━━ Provided entries

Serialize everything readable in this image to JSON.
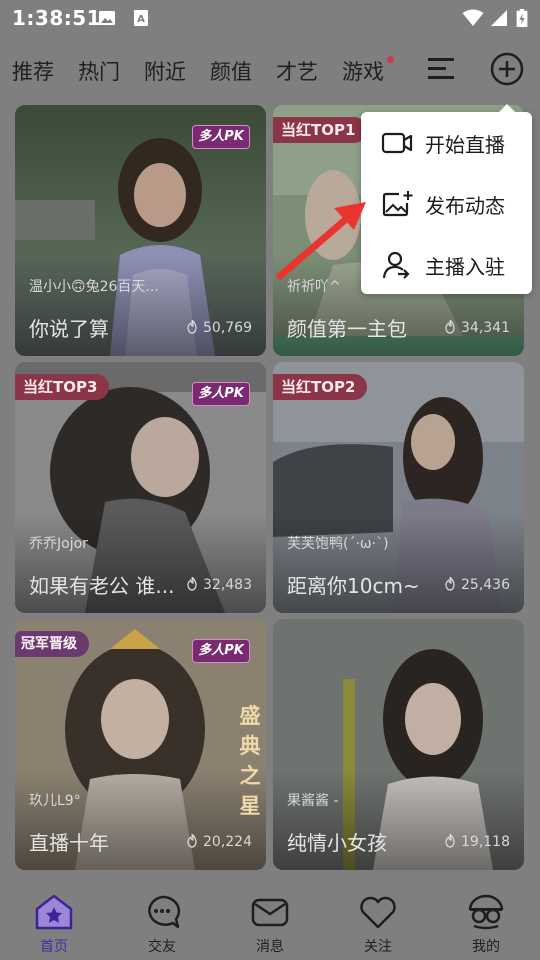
{
  "status_bar": {
    "time": "1:38:51"
  },
  "tabs": [
    {
      "label": "推荐"
    },
    {
      "label": "热门"
    },
    {
      "label": "附近"
    },
    {
      "label": "颜值"
    },
    {
      "label": "才艺"
    },
    {
      "label": "游戏",
      "has_dot": true
    }
  ],
  "cards": [
    {
      "rank_badge": "",
      "pk_badge": "多人PK",
      "user": "温小小🙃兔26百天...",
      "title": "你说了算",
      "count": "50,769"
    },
    {
      "rank_badge": "当红TOP1",
      "pk_badge": "",
      "user": "祈祈吖^",
      "title": "颜值第一主包",
      "count": "34,341"
    },
    {
      "rank_badge": "当红TOP3",
      "pk_badge": "多人PK",
      "user": "乔乔Jojor",
      "title": "如果有老公 谁...",
      "count": "32,483"
    },
    {
      "rank_badge": "当红TOP2",
      "pk_badge": "",
      "user": "芙芙饱鸭(ˊ·ω·ˋ)",
      "title": "距离你10cm~",
      "count": "25,436"
    },
    {
      "rank_badge": "冠军晋级",
      "pk_badge": "多人PK",
      "user": "玖儿L9°",
      "title": "直播十年",
      "count": "20,224",
      "side_text": "盛典之星"
    },
    {
      "rank_badge": "",
      "pk_badge": "",
      "user": "果酱酱 -",
      "title": "纯情小女孩",
      "count": "19,118"
    }
  ],
  "popup_menu": {
    "items": [
      {
        "label": "开始直播",
        "icon": "video-camera-icon"
      },
      {
        "label": "发布动态",
        "icon": "image-plus-icon"
      },
      {
        "label": "主播入驻",
        "icon": "user-add-icon"
      }
    ]
  },
  "bottom_nav": {
    "items": [
      {
        "label": "首页",
        "icon": "home-icon",
        "active": true
      },
      {
        "label": "交友",
        "icon": "chat-bubble-icon"
      },
      {
        "label": "消息",
        "icon": "mail-icon"
      },
      {
        "label": "关注",
        "icon": "heart-icon"
      },
      {
        "label": "我的",
        "icon": "glasses-face-icon"
      }
    ]
  },
  "colors": {
    "accent": "#4b2aa6",
    "tab_dot": "#d0384f",
    "arrow": "#e8362f"
  }
}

━━━━

Task objective
Send back the data above word for word, with the pictures left out.

Answer to the exercise
Serialize everything readable in this image to JSON.
{
  "status_bar": {
    "time": "1:38:51"
  },
  "tabs": [
    {
      "label": "推荐"
    },
    {
      "label": "热门"
    },
    {
      "label": "附近"
    },
    {
      "label": "颜值"
    },
    {
      "label": "才艺"
    },
    {
      "label": "游戏",
      "has_dot": true
    }
  ],
  "cards": [
    {
      "rank_badge": "",
      "pk_badge": "多人PK",
      "user": "温小小🙃兔26百天...",
      "title": "你说了算",
      "count": "50,769"
    },
    {
      "rank_badge": "当红TOP1",
      "pk_badge": "",
      "user": "祈祈吖^",
      "title": "颜值第一主包",
      "count": "34,341"
    },
    {
      "rank_badge": "当红TOP3",
      "pk_badge": "多人PK",
      "user": "乔乔Jojor",
      "title": "如果有老公 谁...",
      "count": "32,483"
    },
    {
      "rank_badge": "当红TOP2",
      "pk_badge": "",
      "user": "芙芙饱鸭(ˊ·ω·ˋ)",
      "title": "距离你10cm~",
      "count": "25,436"
    },
    {
      "rank_badge": "冠军晋级",
      "pk_badge": "多人PK",
      "user": "玖儿L9°",
      "title": "直播十年",
      "count": "20,224",
      "side_text": "盛典之星"
    },
    {
      "rank_badge": "",
      "pk_badge": "",
      "user": "果酱酱 -",
      "title": "纯情小女孩",
      "count": "19,118"
    }
  ],
  "popup_menu": {
    "items": [
      {
        "label": "开始直播",
        "icon": "video-camera-icon"
      },
      {
        "label": "发布动态",
        "icon": "image-plus-icon"
      },
      {
        "label": "主播入驻",
        "icon": "user-add-icon"
      }
    ]
  },
  "bottom_nav": {
    "items": [
      {
        "label": "首页",
        "icon": "home-icon",
        "active": true
      },
      {
        "label": "交友",
        "icon": "chat-bubble-icon"
      },
      {
        "label": "消息",
        "icon": "mail-icon"
      },
      {
        "label": "关注",
        "icon": "heart-icon"
      },
      {
        "label": "我的",
        "icon": "glasses-face-icon"
      }
    ]
  },
  "colors": {
    "accent": "#4b2aa6",
    "tab_dot": "#d0384f",
    "arrow": "#e8362f"
  }
}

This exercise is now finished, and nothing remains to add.